Extracted data entries
__________
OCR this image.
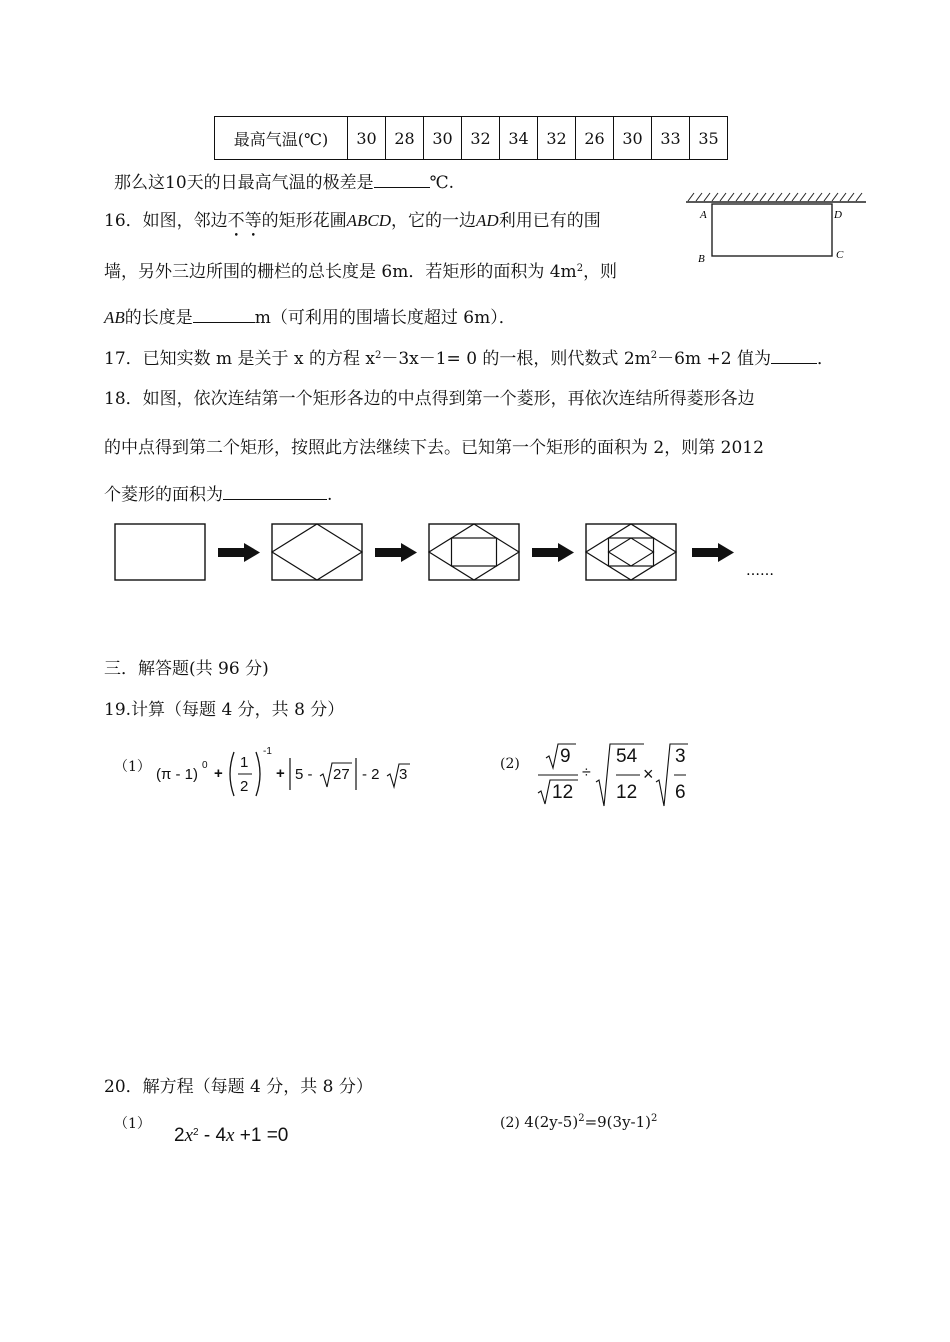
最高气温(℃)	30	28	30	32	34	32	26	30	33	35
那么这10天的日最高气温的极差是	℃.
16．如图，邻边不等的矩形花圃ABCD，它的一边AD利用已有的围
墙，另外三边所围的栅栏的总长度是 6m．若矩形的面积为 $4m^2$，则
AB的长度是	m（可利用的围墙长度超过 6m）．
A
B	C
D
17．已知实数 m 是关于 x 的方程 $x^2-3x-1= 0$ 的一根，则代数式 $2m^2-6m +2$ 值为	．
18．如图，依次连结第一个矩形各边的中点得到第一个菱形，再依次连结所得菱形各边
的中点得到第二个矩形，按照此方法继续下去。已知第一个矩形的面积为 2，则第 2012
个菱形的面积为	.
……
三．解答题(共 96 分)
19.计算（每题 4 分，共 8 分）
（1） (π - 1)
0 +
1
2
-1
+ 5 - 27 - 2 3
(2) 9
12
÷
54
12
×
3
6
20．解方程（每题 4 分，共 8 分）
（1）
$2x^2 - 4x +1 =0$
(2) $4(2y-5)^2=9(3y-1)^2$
__________
## WHAT THE TASK ASKS
Exclude the pictures and transcribe all of the entries exactly.

## EXERCISE OUTPUT
OCR this image.
最高气温(℃)	30	28	30	32	34	32	26	30	33	35
那么这10天的日最高气温的极差是	℃.
16．如图，邻边不等的矩形花圃ABCD，它的一边AD利用已有的围
墙，另外三边所围的栅栏的总长度是 6m．若矩形的面积为 $4m^2$，则
AB的长度是	m（可利用的围墙长度超过 6m）．
A
B	C
D
17．已知实数 m 是关于 x 的方程 $x^2-3x-1= 0$ 的一根，则代数式 $2m^2-6m +2$ 值为	．
18．如图，依次连结第一个矩形各边的中点得到第一个菱形，再依次连结所得菱形各边
的中点得到第二个矩形，按照此方法继续下去。已知第一个矩形的面积为 2，则第 2012
个菱形的面积为	.
……
三．解答题(共 96 分)
19.计算（每题 4 分，共 8 分）
（1） (π - 1)
0 +
1
2
-1
+ 5 - 27 - 2 3
(2) 9
12
÷
54
12
×
3
6
20．解方程（每题 4 分，共 8 分）
（1）
$2x^2 - 4x +1 =0$
(2) $4(2y-5)^2=9(3y-1)^2$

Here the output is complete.